_Aim_: Listed below are entries; give the number of lines among them that include "JSON", and only that number.
--- begin Records for the exercise ---
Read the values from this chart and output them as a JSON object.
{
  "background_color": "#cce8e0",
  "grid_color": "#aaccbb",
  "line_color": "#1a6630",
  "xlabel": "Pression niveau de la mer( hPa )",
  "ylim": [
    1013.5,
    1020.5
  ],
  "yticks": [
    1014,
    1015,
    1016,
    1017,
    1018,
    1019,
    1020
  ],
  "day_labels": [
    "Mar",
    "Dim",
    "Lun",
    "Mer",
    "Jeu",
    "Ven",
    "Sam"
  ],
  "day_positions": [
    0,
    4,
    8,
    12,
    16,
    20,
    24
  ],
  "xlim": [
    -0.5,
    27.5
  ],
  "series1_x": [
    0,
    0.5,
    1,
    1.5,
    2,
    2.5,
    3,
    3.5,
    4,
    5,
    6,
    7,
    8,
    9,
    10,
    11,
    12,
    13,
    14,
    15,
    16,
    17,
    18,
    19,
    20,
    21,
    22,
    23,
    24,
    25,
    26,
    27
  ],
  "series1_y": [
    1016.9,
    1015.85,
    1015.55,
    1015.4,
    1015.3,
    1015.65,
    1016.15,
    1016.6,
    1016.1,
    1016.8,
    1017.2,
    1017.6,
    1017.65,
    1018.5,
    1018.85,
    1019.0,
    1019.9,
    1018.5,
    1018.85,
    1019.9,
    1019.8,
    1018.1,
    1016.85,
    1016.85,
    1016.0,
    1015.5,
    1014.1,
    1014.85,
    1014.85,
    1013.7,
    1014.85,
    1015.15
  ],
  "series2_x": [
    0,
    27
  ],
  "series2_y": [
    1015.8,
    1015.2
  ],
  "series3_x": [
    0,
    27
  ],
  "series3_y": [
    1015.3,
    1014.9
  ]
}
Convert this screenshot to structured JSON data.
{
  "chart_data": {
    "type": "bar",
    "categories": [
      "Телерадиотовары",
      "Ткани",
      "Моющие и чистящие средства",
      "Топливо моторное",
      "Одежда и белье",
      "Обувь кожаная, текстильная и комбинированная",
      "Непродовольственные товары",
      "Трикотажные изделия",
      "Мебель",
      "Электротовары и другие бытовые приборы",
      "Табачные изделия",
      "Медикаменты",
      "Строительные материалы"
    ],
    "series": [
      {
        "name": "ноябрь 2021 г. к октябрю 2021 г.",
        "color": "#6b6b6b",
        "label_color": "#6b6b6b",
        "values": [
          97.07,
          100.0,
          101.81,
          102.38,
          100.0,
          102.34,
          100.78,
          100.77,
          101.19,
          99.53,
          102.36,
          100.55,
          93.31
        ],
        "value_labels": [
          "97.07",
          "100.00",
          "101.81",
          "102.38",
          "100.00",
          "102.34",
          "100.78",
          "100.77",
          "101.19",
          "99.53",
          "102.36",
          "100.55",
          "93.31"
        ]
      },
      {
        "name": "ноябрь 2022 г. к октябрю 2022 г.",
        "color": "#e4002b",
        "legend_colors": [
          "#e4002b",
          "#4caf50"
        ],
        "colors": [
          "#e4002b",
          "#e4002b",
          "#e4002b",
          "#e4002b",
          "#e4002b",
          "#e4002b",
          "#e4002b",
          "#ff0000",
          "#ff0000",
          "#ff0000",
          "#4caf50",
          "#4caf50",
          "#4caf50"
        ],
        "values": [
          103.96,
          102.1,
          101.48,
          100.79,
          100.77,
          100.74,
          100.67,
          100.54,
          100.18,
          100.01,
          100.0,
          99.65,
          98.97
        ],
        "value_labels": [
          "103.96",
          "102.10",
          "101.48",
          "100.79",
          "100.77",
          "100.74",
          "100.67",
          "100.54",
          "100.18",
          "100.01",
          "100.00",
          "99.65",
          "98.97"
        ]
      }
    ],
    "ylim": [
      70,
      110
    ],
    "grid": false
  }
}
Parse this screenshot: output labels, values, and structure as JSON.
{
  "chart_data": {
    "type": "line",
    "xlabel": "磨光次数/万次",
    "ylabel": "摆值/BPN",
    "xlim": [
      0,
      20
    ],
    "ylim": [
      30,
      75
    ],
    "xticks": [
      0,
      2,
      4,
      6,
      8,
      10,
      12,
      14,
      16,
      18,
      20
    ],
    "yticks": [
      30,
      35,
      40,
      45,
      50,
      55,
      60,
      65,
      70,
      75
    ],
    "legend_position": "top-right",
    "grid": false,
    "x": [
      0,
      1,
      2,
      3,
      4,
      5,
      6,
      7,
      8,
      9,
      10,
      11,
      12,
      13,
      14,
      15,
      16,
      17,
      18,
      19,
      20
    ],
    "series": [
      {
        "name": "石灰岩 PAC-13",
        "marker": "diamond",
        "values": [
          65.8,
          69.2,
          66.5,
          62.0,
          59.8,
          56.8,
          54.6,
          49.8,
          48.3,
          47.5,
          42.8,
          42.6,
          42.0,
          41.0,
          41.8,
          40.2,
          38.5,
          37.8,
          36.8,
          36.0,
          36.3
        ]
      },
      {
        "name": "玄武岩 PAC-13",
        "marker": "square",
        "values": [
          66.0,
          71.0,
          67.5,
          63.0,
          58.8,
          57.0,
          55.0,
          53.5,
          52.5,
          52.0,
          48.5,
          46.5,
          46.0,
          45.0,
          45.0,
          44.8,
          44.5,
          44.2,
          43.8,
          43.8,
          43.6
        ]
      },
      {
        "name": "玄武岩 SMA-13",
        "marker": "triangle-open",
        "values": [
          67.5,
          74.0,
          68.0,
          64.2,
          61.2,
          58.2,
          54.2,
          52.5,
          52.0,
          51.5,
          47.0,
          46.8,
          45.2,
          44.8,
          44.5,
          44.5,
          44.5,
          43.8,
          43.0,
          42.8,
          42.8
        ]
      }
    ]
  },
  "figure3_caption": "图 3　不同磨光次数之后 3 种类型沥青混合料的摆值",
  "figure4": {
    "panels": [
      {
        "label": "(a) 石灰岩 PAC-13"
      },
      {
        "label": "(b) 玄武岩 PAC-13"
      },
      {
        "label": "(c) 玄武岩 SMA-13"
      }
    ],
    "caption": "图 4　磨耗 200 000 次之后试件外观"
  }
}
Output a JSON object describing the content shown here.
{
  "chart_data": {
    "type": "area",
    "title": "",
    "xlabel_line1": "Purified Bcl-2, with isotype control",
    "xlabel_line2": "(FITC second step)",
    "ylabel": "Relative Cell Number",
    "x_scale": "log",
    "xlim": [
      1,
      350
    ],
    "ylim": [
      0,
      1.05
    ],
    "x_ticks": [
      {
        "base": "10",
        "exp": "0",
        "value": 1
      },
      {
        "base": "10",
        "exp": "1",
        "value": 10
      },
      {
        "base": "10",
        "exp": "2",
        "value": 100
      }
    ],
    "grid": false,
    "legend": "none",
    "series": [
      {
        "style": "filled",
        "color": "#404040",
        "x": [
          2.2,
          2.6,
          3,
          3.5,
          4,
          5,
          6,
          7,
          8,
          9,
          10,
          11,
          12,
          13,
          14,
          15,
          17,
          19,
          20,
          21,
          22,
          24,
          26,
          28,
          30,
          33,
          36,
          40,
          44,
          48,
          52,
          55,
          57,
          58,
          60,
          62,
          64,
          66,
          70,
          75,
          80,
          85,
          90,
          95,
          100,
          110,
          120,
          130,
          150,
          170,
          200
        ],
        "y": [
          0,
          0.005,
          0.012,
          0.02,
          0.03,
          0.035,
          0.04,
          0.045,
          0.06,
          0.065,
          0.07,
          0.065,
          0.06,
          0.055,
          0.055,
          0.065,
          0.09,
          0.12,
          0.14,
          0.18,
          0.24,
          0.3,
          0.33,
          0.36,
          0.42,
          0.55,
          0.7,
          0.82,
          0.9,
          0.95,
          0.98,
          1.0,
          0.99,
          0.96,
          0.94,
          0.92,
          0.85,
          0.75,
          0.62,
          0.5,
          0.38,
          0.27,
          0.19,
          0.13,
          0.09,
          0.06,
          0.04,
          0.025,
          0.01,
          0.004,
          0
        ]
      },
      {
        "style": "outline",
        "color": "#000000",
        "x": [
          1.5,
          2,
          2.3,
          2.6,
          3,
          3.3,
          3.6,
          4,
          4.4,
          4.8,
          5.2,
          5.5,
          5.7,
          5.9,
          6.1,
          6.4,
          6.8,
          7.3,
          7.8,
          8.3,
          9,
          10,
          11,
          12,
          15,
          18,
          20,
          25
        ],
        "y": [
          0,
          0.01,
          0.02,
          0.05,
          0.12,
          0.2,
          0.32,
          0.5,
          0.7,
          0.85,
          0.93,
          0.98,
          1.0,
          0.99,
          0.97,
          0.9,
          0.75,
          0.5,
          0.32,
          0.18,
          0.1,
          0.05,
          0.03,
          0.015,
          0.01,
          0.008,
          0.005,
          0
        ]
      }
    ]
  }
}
--- end Records for the exercise ---
_Answer for the task_: 4